# Beispiel für sicheres DBUsername/DBPassword handling



## Brainiac (28. Aug 2011)

Hi,

bis jetzt hab ich immer einen DB user mit minimalsten Rechten angelegt, und die Infos dann im Java-File gespeichert. Das Vorgehen ist ja aber nicht so geschickt. Gibt es irgendwie ein kurzes knackiges Beispiel, wie ich sinvoll und sicher DB username und passwort speichern/handeln kann?


----------



## Gast2 (28. Aug 2011)

Sicher,

im Kopf - alles andere wird *NIE* funktionieren

hand, mogel


----------



## Brainiac (28. Aug 2011)

Mir ist klar das es keine 100%ige sicherheit gibt. Aber eventuell doch sinvollere als username/password als Plaintext im Java Code abzulegen, oder?


----------



## Gast2 (28. Aug 2011)

das *NIE* heist *NIE* und wird immer ein *NIE* bleiben


----------



## L-ectron-X (28. Aug 2011)

Vorliegende Einträge:
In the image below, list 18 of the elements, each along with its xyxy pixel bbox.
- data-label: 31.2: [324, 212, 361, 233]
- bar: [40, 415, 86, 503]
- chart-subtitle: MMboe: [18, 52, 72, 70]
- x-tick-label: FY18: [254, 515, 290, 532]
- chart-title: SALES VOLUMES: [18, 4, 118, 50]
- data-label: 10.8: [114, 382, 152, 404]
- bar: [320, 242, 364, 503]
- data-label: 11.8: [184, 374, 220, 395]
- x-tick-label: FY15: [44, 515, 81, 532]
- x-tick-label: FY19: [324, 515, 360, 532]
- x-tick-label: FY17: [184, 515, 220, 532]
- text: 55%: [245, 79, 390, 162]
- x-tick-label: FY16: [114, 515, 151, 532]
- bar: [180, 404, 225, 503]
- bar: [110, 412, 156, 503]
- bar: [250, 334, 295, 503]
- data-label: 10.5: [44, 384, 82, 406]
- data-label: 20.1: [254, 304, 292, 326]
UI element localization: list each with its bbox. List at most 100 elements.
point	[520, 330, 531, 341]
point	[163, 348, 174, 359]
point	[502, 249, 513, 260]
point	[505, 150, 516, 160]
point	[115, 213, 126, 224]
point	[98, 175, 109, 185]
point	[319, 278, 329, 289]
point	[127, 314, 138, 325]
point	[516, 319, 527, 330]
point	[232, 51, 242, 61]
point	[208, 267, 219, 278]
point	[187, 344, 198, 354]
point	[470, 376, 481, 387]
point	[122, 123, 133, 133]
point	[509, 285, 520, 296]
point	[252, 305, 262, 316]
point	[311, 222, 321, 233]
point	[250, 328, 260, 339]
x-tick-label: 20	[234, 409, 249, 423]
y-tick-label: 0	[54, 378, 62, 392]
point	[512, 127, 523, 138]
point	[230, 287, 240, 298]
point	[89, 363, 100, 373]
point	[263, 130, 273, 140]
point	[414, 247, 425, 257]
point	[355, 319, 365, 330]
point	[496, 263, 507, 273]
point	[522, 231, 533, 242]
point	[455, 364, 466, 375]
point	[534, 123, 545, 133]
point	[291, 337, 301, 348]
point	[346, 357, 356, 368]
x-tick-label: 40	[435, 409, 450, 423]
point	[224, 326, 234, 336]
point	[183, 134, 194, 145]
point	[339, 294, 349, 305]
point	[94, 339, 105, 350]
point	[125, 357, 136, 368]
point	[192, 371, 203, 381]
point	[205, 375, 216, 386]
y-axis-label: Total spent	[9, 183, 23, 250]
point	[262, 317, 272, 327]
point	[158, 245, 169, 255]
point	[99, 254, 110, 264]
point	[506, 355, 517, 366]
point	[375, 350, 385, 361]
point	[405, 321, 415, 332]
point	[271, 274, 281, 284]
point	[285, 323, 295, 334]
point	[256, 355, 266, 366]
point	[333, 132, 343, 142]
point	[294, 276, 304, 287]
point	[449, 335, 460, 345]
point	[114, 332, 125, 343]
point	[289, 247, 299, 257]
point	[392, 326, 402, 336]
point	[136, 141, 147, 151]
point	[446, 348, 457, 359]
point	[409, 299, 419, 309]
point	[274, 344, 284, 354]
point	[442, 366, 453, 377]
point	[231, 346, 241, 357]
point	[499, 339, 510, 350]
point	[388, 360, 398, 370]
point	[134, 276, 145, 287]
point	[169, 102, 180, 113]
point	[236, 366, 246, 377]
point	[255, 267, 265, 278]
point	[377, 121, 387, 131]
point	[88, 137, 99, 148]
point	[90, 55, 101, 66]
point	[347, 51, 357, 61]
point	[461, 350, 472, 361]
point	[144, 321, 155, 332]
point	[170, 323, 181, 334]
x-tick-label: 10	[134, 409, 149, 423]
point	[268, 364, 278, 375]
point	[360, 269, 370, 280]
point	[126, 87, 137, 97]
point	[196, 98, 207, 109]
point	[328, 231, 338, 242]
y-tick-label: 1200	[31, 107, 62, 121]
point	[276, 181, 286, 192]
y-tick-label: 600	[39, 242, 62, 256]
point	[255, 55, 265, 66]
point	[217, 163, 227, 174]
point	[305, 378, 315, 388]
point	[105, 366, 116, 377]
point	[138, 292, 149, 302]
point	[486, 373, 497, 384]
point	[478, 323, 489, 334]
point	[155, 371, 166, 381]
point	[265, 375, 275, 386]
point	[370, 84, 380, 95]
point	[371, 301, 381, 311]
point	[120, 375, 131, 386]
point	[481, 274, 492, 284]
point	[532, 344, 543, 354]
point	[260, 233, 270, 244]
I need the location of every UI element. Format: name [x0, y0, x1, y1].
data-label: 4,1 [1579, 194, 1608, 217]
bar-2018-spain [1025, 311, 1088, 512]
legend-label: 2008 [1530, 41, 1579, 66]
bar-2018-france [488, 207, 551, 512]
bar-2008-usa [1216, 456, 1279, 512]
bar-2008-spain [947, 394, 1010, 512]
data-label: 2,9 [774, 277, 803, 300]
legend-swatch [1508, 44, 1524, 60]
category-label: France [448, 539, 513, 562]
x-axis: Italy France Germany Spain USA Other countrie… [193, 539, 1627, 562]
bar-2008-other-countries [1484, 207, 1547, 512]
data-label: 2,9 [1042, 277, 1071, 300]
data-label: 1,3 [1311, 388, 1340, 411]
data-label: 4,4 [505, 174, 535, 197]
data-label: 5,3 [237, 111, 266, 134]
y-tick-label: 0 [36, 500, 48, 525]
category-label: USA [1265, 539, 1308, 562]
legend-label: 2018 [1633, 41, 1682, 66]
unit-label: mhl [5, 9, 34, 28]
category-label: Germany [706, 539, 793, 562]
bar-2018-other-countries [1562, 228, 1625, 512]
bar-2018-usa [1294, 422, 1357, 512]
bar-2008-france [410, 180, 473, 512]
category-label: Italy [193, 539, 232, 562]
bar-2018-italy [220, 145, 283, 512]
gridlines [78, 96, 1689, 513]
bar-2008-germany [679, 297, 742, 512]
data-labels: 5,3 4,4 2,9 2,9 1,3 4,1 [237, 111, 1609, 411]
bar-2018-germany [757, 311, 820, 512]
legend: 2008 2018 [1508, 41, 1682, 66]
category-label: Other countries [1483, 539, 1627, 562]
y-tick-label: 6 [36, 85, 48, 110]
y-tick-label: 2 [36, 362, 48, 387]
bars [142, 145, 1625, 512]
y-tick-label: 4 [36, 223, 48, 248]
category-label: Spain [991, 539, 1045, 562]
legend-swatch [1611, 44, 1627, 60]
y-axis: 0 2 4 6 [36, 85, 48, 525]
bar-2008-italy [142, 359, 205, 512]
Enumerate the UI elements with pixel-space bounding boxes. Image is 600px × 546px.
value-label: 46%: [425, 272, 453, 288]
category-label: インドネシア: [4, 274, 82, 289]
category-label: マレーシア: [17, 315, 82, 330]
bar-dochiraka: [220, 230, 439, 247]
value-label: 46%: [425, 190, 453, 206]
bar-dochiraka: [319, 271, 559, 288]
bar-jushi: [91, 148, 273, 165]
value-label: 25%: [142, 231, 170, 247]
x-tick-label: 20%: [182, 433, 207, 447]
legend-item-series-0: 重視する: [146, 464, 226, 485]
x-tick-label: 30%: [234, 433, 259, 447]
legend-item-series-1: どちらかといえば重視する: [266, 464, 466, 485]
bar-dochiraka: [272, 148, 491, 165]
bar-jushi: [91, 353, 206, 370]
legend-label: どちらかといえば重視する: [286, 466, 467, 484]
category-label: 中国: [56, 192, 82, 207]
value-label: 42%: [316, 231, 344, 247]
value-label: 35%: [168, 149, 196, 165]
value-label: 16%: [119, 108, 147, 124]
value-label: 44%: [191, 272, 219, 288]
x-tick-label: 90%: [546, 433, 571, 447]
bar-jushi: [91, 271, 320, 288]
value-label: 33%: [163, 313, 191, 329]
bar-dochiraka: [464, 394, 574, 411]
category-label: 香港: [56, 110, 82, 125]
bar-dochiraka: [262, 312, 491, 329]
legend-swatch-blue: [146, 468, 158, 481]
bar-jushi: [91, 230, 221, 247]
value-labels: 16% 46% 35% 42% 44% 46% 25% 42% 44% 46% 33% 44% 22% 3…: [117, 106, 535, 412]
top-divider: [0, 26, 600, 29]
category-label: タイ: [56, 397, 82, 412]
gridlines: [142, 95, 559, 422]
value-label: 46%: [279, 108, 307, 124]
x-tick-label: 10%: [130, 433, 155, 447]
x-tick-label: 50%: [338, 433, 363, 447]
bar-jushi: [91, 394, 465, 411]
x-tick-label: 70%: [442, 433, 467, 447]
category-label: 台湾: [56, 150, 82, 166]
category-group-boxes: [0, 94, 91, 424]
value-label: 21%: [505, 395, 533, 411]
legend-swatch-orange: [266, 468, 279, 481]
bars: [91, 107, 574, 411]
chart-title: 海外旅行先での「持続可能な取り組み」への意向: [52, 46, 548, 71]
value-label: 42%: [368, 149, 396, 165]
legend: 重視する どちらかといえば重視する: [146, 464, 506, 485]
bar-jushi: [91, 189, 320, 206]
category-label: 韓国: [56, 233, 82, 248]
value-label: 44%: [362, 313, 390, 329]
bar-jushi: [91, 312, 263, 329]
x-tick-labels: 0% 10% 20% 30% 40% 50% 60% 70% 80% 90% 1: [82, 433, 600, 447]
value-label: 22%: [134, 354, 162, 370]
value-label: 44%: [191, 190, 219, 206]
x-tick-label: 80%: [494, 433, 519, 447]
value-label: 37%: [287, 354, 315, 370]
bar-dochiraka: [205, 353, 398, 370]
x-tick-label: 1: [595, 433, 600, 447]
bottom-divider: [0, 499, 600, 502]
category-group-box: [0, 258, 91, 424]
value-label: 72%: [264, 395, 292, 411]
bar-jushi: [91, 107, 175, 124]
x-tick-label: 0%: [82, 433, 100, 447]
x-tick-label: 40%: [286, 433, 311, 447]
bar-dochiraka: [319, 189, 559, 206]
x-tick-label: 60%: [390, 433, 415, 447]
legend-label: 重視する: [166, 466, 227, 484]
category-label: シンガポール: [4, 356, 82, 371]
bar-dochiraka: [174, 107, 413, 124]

Aufgaben:
**A.** Wo hat Brainiac laut der Forendiskussion die Zugangsdaten für den DB user bisher gespeichert?
**B.** Gib die Einträge von ihrem Anfang bis einschließlich der Zeile mit "- bar: [320, 242, 364, 503]" erneut wieder und ersetze darin "data-label" durch "value-label", ohne sonst etwas zu ändern.
Die Forendiskussion und die Einträge stehen in keinem inhaltlichen Zusammenhang.

Lösungen:
**A.** Im Java-File.

**B.**
In the image below, list 18 of the elements, each along with its xyxy pixel bbox.
- value-label: 31.2: [324, 212, 361, 233]
- bar: [40, 415, 86, 503]
- chart-subtitle: MMboe: [18, 52, 72, 70]
- x-tick-label: FY18: [254, 515, 290, 532]
- chart-title: SALES VOLUMES: [18, 4, 118, 50]
- value-label: 10.8: [114, 382, 152, 404]
- bar: [320, 242, 364, 503]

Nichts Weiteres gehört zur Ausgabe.